[Given request]:
Reproduce the material word for word; the images stay out.

— START OF Supplied data —

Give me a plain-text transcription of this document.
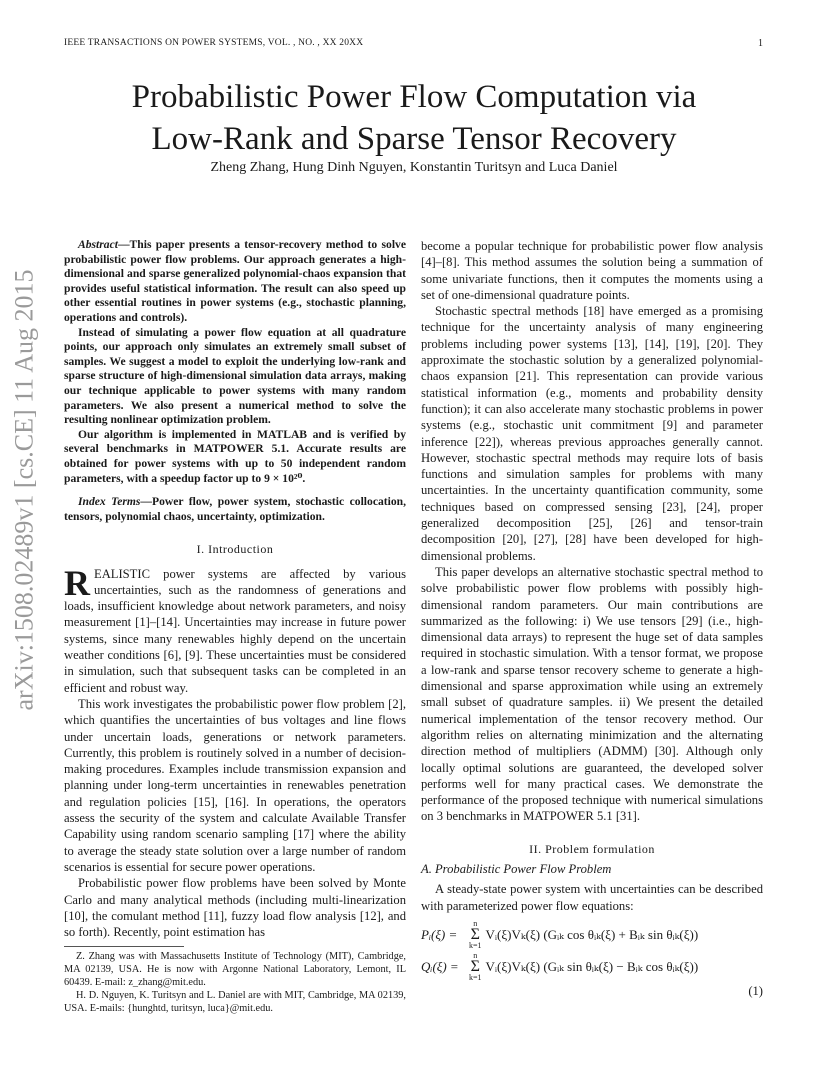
IEEE TRANSACTIONS ON POWER SYSTEMS, VOL. , NO. , XX 20XX	1
Probabilistic Power Flow Computation via
Low-Rank and Sparse Tensor Recovery
Zheng Zhang, Hung Dinh Nguyen, Konstantin Turitsyn and Luca Daniel
arXiv:1508.02489v1 [cs.CE] 11 Aug 2015

Abstract—This paper presents a tensor-recovery method to solve probabilistic power flow problems. Our approach generates a high-dimensional and sparse generalized polynomial-chaos expansion that provides useful statistical information. The result can also speed up other essential routines in power systems (e.g., stochastic planning, operations and controls).

Instead of simulating a power flow equation at all quadrature points, our approach only simulates an extremely small subset of samples. We suggest a model to exploit the underlying low-rank and sparse structure of high-dimensional simulation data arrays, making our technique applicable to power systems with many random parameters. We also present a numerical method to solve the resulting nonlinear optimization problem.

Our algorithm is implemented in MATLAB and is verified by several benchmarks in MATPOWER 5.1. Accurate results are obtained for power systems with up to 50 independent random parameters, with a speedup factor up to 9 × 10²⁰.

Index Terms—Power flow, power system, stochastic collocation, tensors, polynomial chaos, uncertainty, optimization.

I. Introduction

REALISTIC power systems are affected by various uncertainties, such as the randomness of generations and loads, insufficient knowledge about network parameters, and noisy measurement [1]–[14]. Uncertainties may increase in future power systems, since many renewables highly depend on the uncertain weather conditions [6], [9]. These uncertainties must be considered in simulation, such that subsequent tasks can be completed in an efficient and robust way.

This work investigates the probabilistic power flow problem [2], which quantifies the uncertainties of bus voltages and line flows under uncertain loads, generations or network parameters. Currently, this problem is routinely solved in a number of decision-making procedures. Examples include transmission expansion and planning under long-term uncertainties in renewables penetration and regulation policies [15], [16]. In operations, the operators assess the security of the system and calculate Available Transfer Capability using random scenario sampling [17] where the ability to average the steady state solution over a large number of random scenarios is essential for secure power operations.

Probabilistic power flow problems have been solved by Monte Carlo and many analytical methods (including multi-linearization [10], the comulant method [11], fuzzy load flow analysis [12], and so forth). Recently, point estimation has

Z. Zhang was with Massachusetts Institute of Technology (MIT), Cambridge, MA 02139, USA. He is now with Argonne National Laboratory, Lemont, IL 60439. E-mail: z_zhang@mit.edu.

H. D. Nguyen, K. Turitsyn and L. Daniel are with MIT, Cambridge, MA 02139, USA. E-mails: {hunghtd, turitsyn, luca}@mit.edu.

become a popular technique for probabilistic power flow analysis [4]–[8]. This method assumes the solution being a summation of some univariate functions, then it computes the moments using a set of one-dimensional quadrature points.

Stochastic spectral methods [18] have emerged as a promising technique for the uncertainty analysis of many engineering problems including power systems [13], [14], [19], [20]. They approximate the stochastic solution by a generalized polynomial-chaos expansion [21]. This representation can provide various statistical information (e.g., moments and probability density function); it can also accelerate many stochastic problems in power systems (e.g., stochastic unit commitment [9] and parameter inference [22]), whereas previous approaches generally cannot. However, stochastic spectral methods may require lots of basis functions and simulation samples for problems with many uncertainties. In the uncertainty quantification community, some techniques based on compressed sensing [23], [24], proper generalized decomposition [25], [26] and tensor-train decomposition [20], [27], [28] have been developed for high-dimensional problems.

This paper develops an alternative stochastic spectral method to solve probabilistic power flow problems with possibly high-dimensional random parameters. Our main contributions are summarized as the following: i) We use tensors [29] (i.e., high-dimensional data arrays) to represent the huge set of data samples required in stochastic simulation. With a tensor format, we propose a low-rank and sparse tensor recovery scheme to generate a high-dimensional and sparse approximation while using an extremely small subset of quadrature samples. ii) We present the detailed numerical implementation of the tensor recovery method. Our algorithm relies on alternating minimization and the alternating direction method of multipliers (ADMM) [30]. Although only locally optimal solutions are guaranteed, the developed solver performs well for many practical cases. We demonstrate the performance of the proposed technique with numerical simulations on 3 benchmarks in MATPOWER 5.1 [31].

II. Problem formulation
A. Probabilistic Power Flow Problem

A steady-state power system with uncertainties can be described with parameterized power flow equations:

Pᵢ(ξ) =
n
Σ
k=1
Vᵢ(ξ)Vₖ(ξ) (Gᵢₖ cos θᵢₖ(ξ) + Bᵢₖ sin θᵢₖ(ξ))
Qᵢ(ξ) =
n
Σ
k=1
Vᵢ(ξ)Vₖ(ξ) (Gᵢₖ sin θᵢₖ(ξ) − Bᵢₖ cos θᵢₖ(ξ))
(1)
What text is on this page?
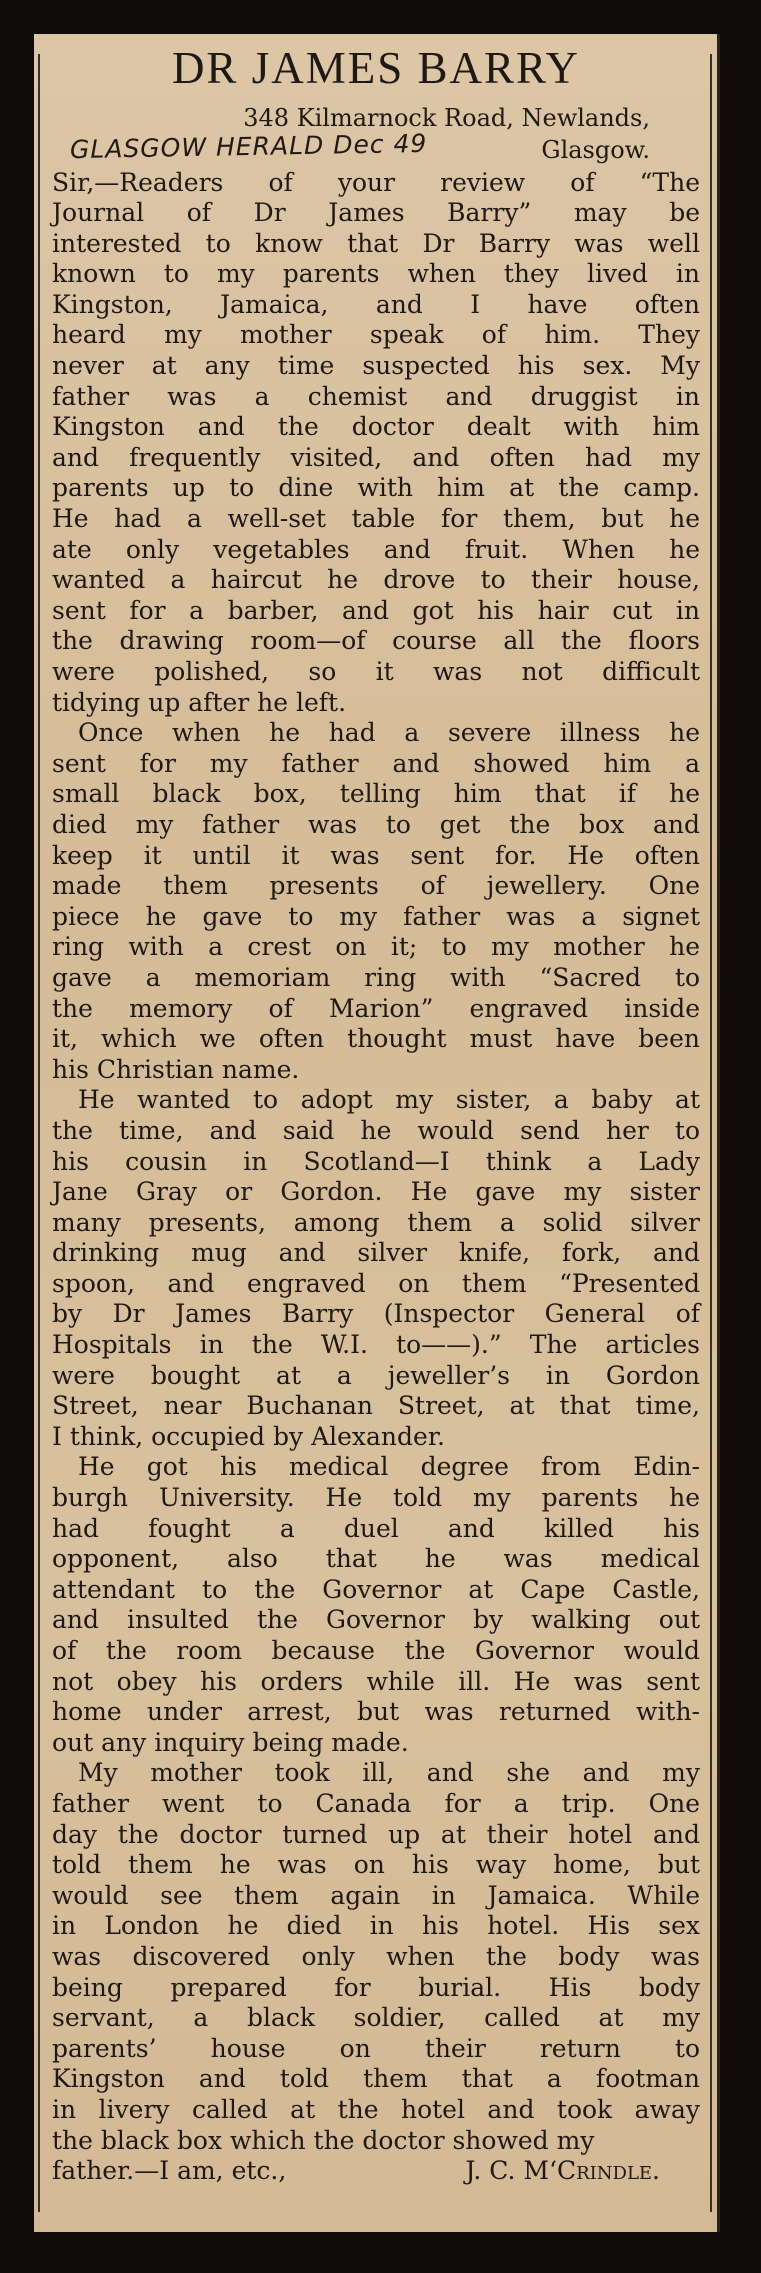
DR JAMES BARRY
348 Kilmarnock Road, Newlands,
GLASGOW HERALD Dec 49	Glasgow.
Sir,—Readers of your review of “The
Journal of Dr James Barry” may be
interested to know that Dr Barry was well
known to my parents when they lived in
Kingston, Jamaica, and I have often
heard my mother speak of him. They
never at any time suspected his sex. My
father was a chemist and druggist in
Kingston and the doctor dealt with him
and frequently visited, and often had my
parents up to dine with him at the camp.
He had a well-set table for them, but he
ate only vegetables and fruit. When he
wanted a haircut he drove to their house,
sent for a barber, and got his hair cut in
the drawing room—of course all the floors
were polished, so it was not difficult
tidying up after he left.
Once when he had a severe illness he
sent for my father and showed him a
small black box, telling him that if he
died my father was to get the box and
keep it until it was sent for. He often
made them presents of jewellery. One
piece he gave to my father was a signet
ring with a crest on it; to my mother he
gave a memoriam ring with “Sacred to
the memory of Marion” engraved inside
it, which we often thought must have been
his Christian name.
He wanted to adopt my sister, a baby at
the time, and said he would send her to
his cousin in Scotland—I think a Lady
Jane Gray or Gordon. He gave my sister
many presents, among them a solid silver
drinking mug and silver knife, fork, and
spoon, and engraved on them “Presented
by Dr James Barry (Inspector General of
Hospitals in the W.I. to——).” The articles
were bought at a jeweller’s in Gordon
Street, near Buchanan Street, at that time,
I think, occupied by Alexander.
He got his medical degree from Edin-
burgh University. He told my parents he
had fought a duel and killed his
opponent, also that he was medical
attendant to the Governor at Cape Castle,
and insulted the Governor by walking out
of the room because the Governor would
not obey his orders while ill. He was sent
home under arrest, but was returned with-
out any inquiry being made.
My mother took ill, and she and my
father went to Canada for a trip. One
day the doctor turned up at their hotel and
told them he was on his way home, but
would see them again in Jamaica. While
in London he died in his hotel. His sex
was discovered only when the body was
being prepared for burial. His body
servant, a black soldier, called at my
parents’ house on their return to
Kingston and told them that a footman
in livery called at the hotel and took away
the black box which the doctor showed my
father.—I am, etc.,	J. C. M‘Crindle.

— END OF Supplied data —

[Completed exercise]:
Give me a plain-text transcription of this document.
IEEE TRANSACTIONS ON POWER SYSTEMS, VOL. , NO. , XX 20XX	1
Probabilistic Power Flow Computation via
Low-Rank and Sparse Tensor Recovery
Zheng Zhang, Hung Dinh Nguyen, Konstantin Turitsyn and Luca Daniel
arXiv:1508.02489v1 [cs.CE] 11 Aug 2015

Abstract—This paper presents a tensor-recovery method to solve probabilistic power flow problems. Our approach generates a high-dimensional and sparse generalized polynomial-chaos expansion that provides useful statistical information. The result can also speed up other essential routines in power systems (e.g., stochastic planning, operations and controls).

Instead of simulating a power flow equation at all quadrature points, our approach only simulates an extremely small subset of samples. We suggest a model to exploit the underlying low-rank and sparse structure of high-dimensional simulation data arrays, making our technique applicable to power systems with many random parameters. We also present a numerical method to solve the resulting nonlinear optimization problem.

Our algorithm is implemented in MATLAB and is verified by several benchmarks in MATPOWER 5.1. Accurate results are obtained for power systems with up to 50 independent random parameters, with a speedup factor up to 9 × 10²⁰.

Index Terms—Power flow, power system, stochastic collocation, tensors, polynomial chaos, uncertainty, optimization.

I. Introduction

REALISTIC power systems are affected by various uncertainties, such as the randomness of generations and loads, insufficient knowledge about network parameters, and noisy measurement [1]–[14]. Uncertainties may increase in future power systems, since many renewables highly depend on the uncertain weather conditions [6], [9]. These uncertainties must be considered in simulation, such that subsequent tasks can be completed in an efficient and robust way.

This work investigates the probabilistic power flow problem [2], which quantifies the uncertainties of bus voltages and line flows under uncertain loads, generations or network parameters. Currently, this problem is routinely solved in a number of decision-making procedures. Examples include transmission expansion and planning under long-term uncertainties in renewables penetration and regulation policies [15], [16]. In operations, the operators assess the security of the system and calculate Available Transfer Capability using random scenario sampling [17] where the ability to average the steady state solution over a large number of random scenarios is essential for secure power operations.

Probabilistic power flow problems have been solved by Monte Carlo and many analytical methods (including multi-linearization [10], the comulant method [11], fuzzy load flow analysis [12], and so forth). Recently, point estimation has

Z. Zhang was with Massachusetts Institute of Technology (MIT), Cambridge, MA 02139, USA. He is now with Argonne National Laboratory, Lemont, IL 60439. E-mail: z_zhang@mit.edu.

H. D. Nguyen, K. Turitsyn and L. Daniel are with MIT, Cambridge, MA 02139, USA. E-mails: {hunghtd, turitsyn, luca}@mit.edu.

become a popular technique for probabilistic power flow analysis [4]–[8]. This method assumes the solution being a summation of some univariate functions, then it computes the moments using a set of one-dimensional quadrature points.

Stochastic spectral methods [18] have emerged as a promising technique for the uncertainty analysis of many engineering problems including power systems [13], [14], [19], [20]. They approximate the stochastic solution by a generalized polynomial-chaos expansion [21]. This representation can provide various statistical information (e.g., moments and probability density function); it can also accelerate many stochastic problems in power systems (e.g., stochastic unit commitment [9] and parameter inference [22]), whereas previous approaches generally cannot. However, stochastic spectral methods may require lots of basis functions and simulation samples for problems with many uncertainties. In the uncertainty quantification community, some techniques based on compressed sensing [23], [24], proper generalized decomposition [25], [26] and tensor-train decomposition [20], [27], [28] have been developed for high-dimensional problems.

This paper develops an alternative stochastic spectral method to solve probabilistic power flow problems with possibly high-dimensional random parameters. Our main contributions are summarized as the following: i) We use tensors [29] (i.e., high-dimensional data arrays) to represent the huge set of data samples required in stochastic simulation. With a tensor format, we propose a low-rank and sparse tensor recovery scheme to generate a high-dimensional and sparse approximation while using an extremely small subset of quadrature samples. ii) We present the detailed numerical implementation of the tensor recovery method. Our algorithm relies on alternating minimization and the alternating direction method of multipliers (ADMM) [30]. Although only locally optimal solutions are guaranteed, the developed solver performs well for many practical cases. We demonstrate the performance of the proposed technique with numerical simulations on 3 benchmarks in MATPOWER 5.1 [31].

II. Problem formulation
A. Probabilistic Power Flow Problem

A steady-state power system with uncertainties can be described with parameterized power flow equations:

Pᵢ(ξ) =
n
Σ
k=1
Vᵢ(ξ)Vₖ(ξ) (Gᵢₖ cos θᵢₖ(ξ) + Bᵢₖ sin θᵢₖ(ξ))
Qᵢ(ξ) =
n
Σ
k=1
Vᵢ(ξ)Vₖ(ξ) (Gᵢₖ sin θᵢₖ(ξ) − Bᵢₖ cos θᵢₖ(ξ))
(1)
What text is on this page?
DR JAMES BARRY
348 Kilmarnock Road, Newlands,
GLASGOW HERALD Dec 49	Glasgow.
Sir,—Readers of your review of “The
Journal of Dr James Barry” may be
interested to know that Dr Barry was well
known to my parents when they lived in
Kingston, Jamaica, and I have often
heard my mother speak of him. They
never at any time suspected his sex. My
father was a chemist and druggist in
Kingston and the doctor dealt with him
and frequently visited, and often had my
parents up to dine with him at the camp.
He had a well-set table for them, but he
ate only vegetables and fruit. When he
wanted a haircut he drove to their house,
sent for a barber, and got his hair cut in
the drawing room—of course all the floors
were polished, so it was not difficult
tidying up after he left.
Once when he had a severe illness he
sent for my father and showed him a
small black box, telling him that if he
died my father was to get the box and
keep it until it was sent for. He often
made them presents of jewellery. One
piece he gave to my father was a signet
ring with a crest on it; to my mother he
gave a memoriam ring with “Sacred to
the memory of Marion” engraved inside
it, which we often thought must have been
his Christian name.
He wanted to adopt my sister, a baby at
the time, and said he would send her to
his cousin in Scotland—I think a Lady
Jane Gray or Gordon. He gave my sister
many presents, among them a solid silver
drinking mug and silver knife, fork, and
spoon, and engraved on them “Presented
by Dr James Barry (Inspector General of
Hospitals in the W.I. to——).” The articles
were bought at a jeweller’s in Gordon
Street, near Buchanan Street, at that time,
I think, occupied by Alexander.
He got his medical degree from Edin-
burgh University. He told my parents he
had fought a duel and killed his
opponent, also that he was medical
attendant to the Governor at Cape Castle,
and insulted the Governor by walking out
of the room because the Governor would
not obey his orders while ill. He was sent
home under arrest, but was returned with-
out any inquiry being made.
My mother took ill, and she and my
father went to Canada for a trip. One
day the doctor turned up at their hotel and
told them he was on his way home, but
would see them again in Jamaica. While
in London he died in his hotel. His sex
was discovered only when the body was
being prepared for burial. His body
servant, a black soldier, called at my
parents’ house on their return to
Kingston and told them that a footman
in livery called at the hotel and took away
the black box which the doctor showed my
father.—I am, etc.,	J. C. M‘Crindle.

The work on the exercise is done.